- [DATASET ROWS]:
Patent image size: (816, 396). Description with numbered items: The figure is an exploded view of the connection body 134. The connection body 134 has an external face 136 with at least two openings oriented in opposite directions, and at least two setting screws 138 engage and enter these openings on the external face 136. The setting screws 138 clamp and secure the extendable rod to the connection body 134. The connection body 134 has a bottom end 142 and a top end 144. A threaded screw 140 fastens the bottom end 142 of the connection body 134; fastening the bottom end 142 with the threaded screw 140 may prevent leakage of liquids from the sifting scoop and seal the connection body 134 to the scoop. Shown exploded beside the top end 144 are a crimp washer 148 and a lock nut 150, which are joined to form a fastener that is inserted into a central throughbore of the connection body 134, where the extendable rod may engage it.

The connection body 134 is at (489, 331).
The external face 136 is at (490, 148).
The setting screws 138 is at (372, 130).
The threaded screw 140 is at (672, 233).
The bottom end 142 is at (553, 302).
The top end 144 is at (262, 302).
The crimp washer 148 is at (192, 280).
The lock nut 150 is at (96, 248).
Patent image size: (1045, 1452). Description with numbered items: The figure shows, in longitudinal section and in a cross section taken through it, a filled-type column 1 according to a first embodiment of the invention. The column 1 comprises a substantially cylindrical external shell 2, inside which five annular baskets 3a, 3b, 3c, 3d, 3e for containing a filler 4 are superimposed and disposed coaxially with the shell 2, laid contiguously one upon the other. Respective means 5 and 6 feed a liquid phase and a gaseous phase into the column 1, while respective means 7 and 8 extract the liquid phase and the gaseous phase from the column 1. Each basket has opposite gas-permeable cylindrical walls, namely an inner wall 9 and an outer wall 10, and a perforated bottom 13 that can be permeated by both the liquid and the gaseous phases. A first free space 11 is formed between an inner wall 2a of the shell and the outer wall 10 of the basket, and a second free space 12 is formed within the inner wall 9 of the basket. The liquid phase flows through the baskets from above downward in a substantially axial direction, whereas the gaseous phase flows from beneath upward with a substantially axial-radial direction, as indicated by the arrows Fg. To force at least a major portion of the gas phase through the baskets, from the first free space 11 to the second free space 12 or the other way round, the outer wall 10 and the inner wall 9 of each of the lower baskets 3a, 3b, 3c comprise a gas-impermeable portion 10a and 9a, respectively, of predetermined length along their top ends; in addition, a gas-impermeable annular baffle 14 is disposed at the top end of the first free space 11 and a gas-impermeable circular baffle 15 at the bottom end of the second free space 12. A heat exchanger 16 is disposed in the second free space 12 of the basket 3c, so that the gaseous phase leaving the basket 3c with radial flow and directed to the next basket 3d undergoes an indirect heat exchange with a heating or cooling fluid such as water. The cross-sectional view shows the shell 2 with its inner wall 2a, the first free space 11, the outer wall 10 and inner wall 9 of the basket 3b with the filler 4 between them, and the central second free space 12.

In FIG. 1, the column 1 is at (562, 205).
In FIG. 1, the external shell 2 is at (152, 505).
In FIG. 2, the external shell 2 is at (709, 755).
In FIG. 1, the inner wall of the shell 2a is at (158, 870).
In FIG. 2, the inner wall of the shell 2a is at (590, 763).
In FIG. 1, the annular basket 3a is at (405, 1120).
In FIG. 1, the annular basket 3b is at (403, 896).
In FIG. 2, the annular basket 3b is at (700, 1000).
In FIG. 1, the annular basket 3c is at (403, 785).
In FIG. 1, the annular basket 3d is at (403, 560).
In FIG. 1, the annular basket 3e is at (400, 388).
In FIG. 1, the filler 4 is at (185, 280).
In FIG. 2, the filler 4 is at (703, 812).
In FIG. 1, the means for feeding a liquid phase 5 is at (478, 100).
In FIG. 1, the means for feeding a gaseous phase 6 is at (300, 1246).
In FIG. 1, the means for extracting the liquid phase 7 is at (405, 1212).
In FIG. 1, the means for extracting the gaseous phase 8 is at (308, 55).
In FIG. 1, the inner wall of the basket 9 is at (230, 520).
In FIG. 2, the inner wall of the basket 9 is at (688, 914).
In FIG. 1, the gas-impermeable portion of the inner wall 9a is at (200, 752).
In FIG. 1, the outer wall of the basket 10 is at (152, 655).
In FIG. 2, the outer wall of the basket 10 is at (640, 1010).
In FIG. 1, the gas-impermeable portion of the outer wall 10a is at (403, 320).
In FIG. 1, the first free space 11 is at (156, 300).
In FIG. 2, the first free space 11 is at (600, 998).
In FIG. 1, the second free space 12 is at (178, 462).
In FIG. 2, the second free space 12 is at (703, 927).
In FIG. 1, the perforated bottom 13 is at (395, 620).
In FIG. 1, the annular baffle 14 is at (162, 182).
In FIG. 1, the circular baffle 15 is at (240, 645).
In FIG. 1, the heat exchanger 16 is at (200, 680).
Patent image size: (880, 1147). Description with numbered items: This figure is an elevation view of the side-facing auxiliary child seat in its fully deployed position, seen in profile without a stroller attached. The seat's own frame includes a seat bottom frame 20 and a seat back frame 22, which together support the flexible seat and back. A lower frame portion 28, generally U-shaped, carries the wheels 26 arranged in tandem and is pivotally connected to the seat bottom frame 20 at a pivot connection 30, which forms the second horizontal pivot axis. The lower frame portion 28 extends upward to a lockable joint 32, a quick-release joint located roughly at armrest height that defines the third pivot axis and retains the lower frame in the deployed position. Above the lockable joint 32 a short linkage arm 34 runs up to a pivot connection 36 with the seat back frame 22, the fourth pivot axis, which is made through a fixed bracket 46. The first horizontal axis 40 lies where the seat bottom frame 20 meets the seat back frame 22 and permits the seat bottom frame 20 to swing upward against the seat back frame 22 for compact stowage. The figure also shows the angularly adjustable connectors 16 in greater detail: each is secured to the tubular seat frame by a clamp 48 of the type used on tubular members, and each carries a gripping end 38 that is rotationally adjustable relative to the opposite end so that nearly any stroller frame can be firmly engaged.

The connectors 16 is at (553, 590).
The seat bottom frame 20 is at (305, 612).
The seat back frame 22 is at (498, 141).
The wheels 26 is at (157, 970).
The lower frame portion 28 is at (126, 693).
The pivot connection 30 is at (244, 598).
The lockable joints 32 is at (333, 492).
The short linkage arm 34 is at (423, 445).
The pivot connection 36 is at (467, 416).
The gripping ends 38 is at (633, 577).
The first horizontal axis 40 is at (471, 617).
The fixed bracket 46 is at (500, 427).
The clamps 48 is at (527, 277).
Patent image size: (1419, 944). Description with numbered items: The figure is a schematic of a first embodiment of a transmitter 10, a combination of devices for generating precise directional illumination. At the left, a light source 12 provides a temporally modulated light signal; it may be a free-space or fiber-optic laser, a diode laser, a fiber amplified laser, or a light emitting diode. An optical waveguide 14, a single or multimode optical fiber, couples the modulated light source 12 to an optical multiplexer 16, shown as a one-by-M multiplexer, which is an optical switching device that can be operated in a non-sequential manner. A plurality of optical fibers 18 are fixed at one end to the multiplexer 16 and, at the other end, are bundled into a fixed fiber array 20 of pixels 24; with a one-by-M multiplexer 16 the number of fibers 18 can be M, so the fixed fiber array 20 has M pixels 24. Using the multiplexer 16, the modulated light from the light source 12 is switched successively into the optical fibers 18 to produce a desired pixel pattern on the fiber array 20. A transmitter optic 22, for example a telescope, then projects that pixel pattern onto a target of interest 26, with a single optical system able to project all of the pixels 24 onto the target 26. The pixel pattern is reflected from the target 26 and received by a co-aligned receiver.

- [WORK TO BE COMPLETED]: Turn every line of the data above into a JSON list of strings, one string per line. Skip the blank lines.

- [SOLUTION]:
[
  "Patent image size: (816, 396). Description with numbered items: The figure is an exploded view of the connection body 134. The connection body 134 has an external face 136 with at least two openings oriented in opposite directions, and at least two setting screws 138 engage and enter these openings on the external face 136. The setting screws 138 clamp and secure the extendable rod to the connection body 134. The connection body 134 has a bottom end 142 and a top end 144. A threaded screw 140 fastens the bottom end 142 of the connection body 134; fastening the bottom end 142 with the threaded screw 140 may prevent leakage of liquids from the sifting scoop and seal the connection body 134 to the scoop. Shown exploded beside the top end 144 are a crimp washer 148 and a lock nut 150, which are joined to form a fastener that is inserted into a central throughbore of the connection body 134, where the extendable rod may engage it.",
  "The connection body 134 is at (489, 331).",
  "The external face 136 is at (490, 148).",
  "The setting screws 138 is at (372, 130).",
  "The threaded screw 140 is at (672, 233).",
  "The bottom end 142 is at (553, 302).",
  "The top end 144 is at (262, 302).",
  "The crimp washer 148 is at (192, 280).",
  "The lock nut 150 is at (96, 248).",
  "Patent image size: (1045, 1452). Description with numbered items: The figure shows, in longitudinal section and in a cross section taken through it, a filled-type column 1 according to a first embodiment of the invention. The column 1 comprises a substantially cylindrical external shell 2, inside which five annular baskets 3a, 3b, 3c, 3d, 3e for containing a filler 4 are superimposed and disposed coaxially with the shell 2, laid contiguously one upon the other. Respective means 5 and 6 feed a liquid phase and a gaseous phase into the column 1, while respective means 7 and 8 extract the liquid phase and the gaseous phase from the column 1. Each basket has opposite gas-permeable cylindrical walls, namely an inner wall 9 and an outer wall 10, and a perforated bottom 13 that can be permeated by both the liquid and the gaseous phases. A first free space 11 is formed between an inner wall 2a of the shell and the outer wall 10 of the basket, and a second free space 12 is formed within the inner wall 9 of the basket. The liquid phase flows through the baskets from above downward in a substantially axial direction, whereas the gaseous phase flows from beneath upward with a substantially axial-radial direction, as indicated by the arrows Fg. To force at least a major portion of the gas phase through the baskets, from the first free space 11 to the second free space 12 or the other way round, the outer wall 10 and the inner wall 9 of each of the lower baskets 3a, 3b, 3c comprise a gas-impermeable portion 10a and 9a, respectively, of predetermined length along their top ends; in addition, a gas-impermeable annular baffle 14 is disposed at the top end of the first free space 11 and a gas-impermeable circular baffle 15 at the bottom end of the second free space 12. A heat exchanger 16 is disposed in the second free space 12 of the basket 3c, so that the gaseous phase leaving the basket 3c with radial flow and directed to the next basket 3d undergoes an indirect heat exchange with a heating or cooling fluid such as water. The cross-sectional view shows the shell 2 with its inner wall 2a, the first free space 11, the outer wall 10 and inner wall 9 of the basket 3b with the filler 4 between them, and the central second free space 12.",
  "In FIG. 1, the column 1 is at (562, 205).",
  "In FIG. 1, the external shell 2 is at (152, 505).",
  "In FIG. 2, the external shell 2 is at (709, 755).",
  "In FIG. 1, the inner wall of the shell 2a is at (158, 870).",
  "In FIG. 2, the inner wall of the shell 2a is at (590, 763).",
  "In FIG. 1, the annular basket 3a is at (405, 1120).",
  "In FIG. 1, the annular basket 3b is at (403, 896).",
  "In FIG. 2, the annular basket 3b is at (700, 1000).",
  "In FIG. 1, the annular basket 3c is at (403, 785).",
  "In FIG. 1, the annular basket 3d is at (403, 560).",
  "In FIG. 1, the annular basket 3e is at (400, 388).",
  "In FIG. 1, the filler 4 is at (185, 280).",
  "In FIG. 2, the filler 4 is at (703, 812).",
  "In FIG. 1, the means for feeding a liquid phase 5 is at (478, 100).",
  "In FIG. 1, the means for feeding a gaseous phase 6 is at (300, 1246).",
  "In FIG. 1, the means for extracting the liquid phase 7 is at (405, 1212).",
  "In FIG. 1, the means for extracting the gaseous phase 8 is at (308, 55).",
  "In FIG. 1, the inner wall of the basket 9 is at (230, 520).",
  "In FIG. 2, the inner wall of the basket 9 is at (688, 914).",
  "In FIG. 1, the gas-impermeable portion of the inner wall 9a is at (200, 752).",
  "In FIG. 1, the outer wall of the basket 10 is at (152, 655).",
  "In FIG. 2, the outer wall of the basket 10 is at (640, 1010).",
  "In FIG. 1, the gas-impermeable portion of the outer wall 10a is at (403, 320).",
  "In FIG. 1, the first free space 11 is at (156, 300).",
  "In FIG. 2, the first free space 11 is at (600, 998).",
  "In FIG. 1, the second free space 12 is at (178, 462).",
  "In FIG. 2, the second free space 12 is at (703, 927).",
  "In FIG. 1, the perforated bottom 13 is at (395, 620).",
  "In FIG. 1, the annular baffle 14 is at (162, 182).",
  "In FIG. 1, the circular baffle 15 is at (240, 645).",
  "In FIG. 1, the heat exchanger 16 is at (200, 680).",
  "Patent image size: (880, 1147). Description with numbered items: This figure is an elevation view of the side-facing auxiliary child seat in its fully deployed position, seen in profile without a stroller attached. The seat's own frame includes a seat bottom frame 20 and a seat back frame 22, which together support the flexible seat and back. A lower frame portion 28, generally U-shaped, carries the wheels 26 arranged in tandem and is pivotally connected to the seat bottom frame 20 at a pivot connection 30, which forms the second horizontal pivot axis. The lower frame portion 28 extends upward to a lockable joint 32, a quick-release joint located roughly at armrest height that defines the third pivot axis and retains the lower frame in the deployed position. Above the lockable joint 32 a short linkage arm 34 runs up to a pivot connection 36 with the seat back frame 22, the fourth pivot axis, which is made through a fixed bracket 46. The first horizontal axis 40 lies where the seat bottom frame 20 meets the seat back frame 22 and permits the seat bottom frame 20 to swing upward against the seat back frame 22 for compact stowage. The figure also shows the angularly adjustable connectors 16 in greater detail: each is secured to the tubular seat frame by a clamp 48 of the type used on tubular members, and each carries a gripping end 38 that is rotationally adjustable relative to the opposite end so that nearly any stroller frame can be firmly engaged.",
  "The connectors 16 is at (553, 590).",
  "The seat bottom frame 20 is at (305, 612).",
  "The seat back frame 22 is at (498, 141).",
  "The wheels 26 is at (157, 970).",
  "The lower frame portion 28 is at (126, 693).",
  "The pivot connection 30 is at (244, 598).",
  "The lockable joints 32 is at (333, 492).",
  "The short linkage arm 34 is at (423, 445).",
  "The pivot connection 36 is at (467, 416).",
  "The gripping ends 38 is at (633, 577).",
  "The first horizontal axis 40 is at (471, 617).",
  "The fixed bracket 46 is at (500, 427).",
  "The clamps 48 is at (527, 277).",
  "Patent image size: (1419, 944). Description with numbered items: The figure is a schematic of a first embodiment of a transmitter 10, a combination of devices for generating precise directional illumination. At the left, a light source 12 provides a temporally modulated light signal; it may be a free-space or fiber-optic laser, a diode laser, a fiber amplified laser, or a light emitting diode. An optical waveguide 14, a single or multimode optical fiber, couples the modulated light source 12 to an optical multiplexer 16, shown as a one-by-M multiplexer, which is an optical switching device that can be operated in a non-sequential manner. A plurality of optical fibers 18 are fixed at one end to the multiplexer 16 and, at the other end, are bundled into a fixed fiber array 20 of pixels 24; with a one-by-M multiplexer 16 the number of fibers 18 can be M, so the fixed fiber array 20 has M pixels 24. Using the multiplexer 16, the modulated light from the light source 12 is switched successively into the optical fibers 18 to produce a desired pixel pattern on the fiber array 20. A transmitter optic 22, for example a telescope, then projects that pixel pattern onto a target of interest 26, with a single optical system able to project all of the pixels 24 onto the target 26. The pixel pattern is reflected from the target 26 and received by a co-aligned receiver."
]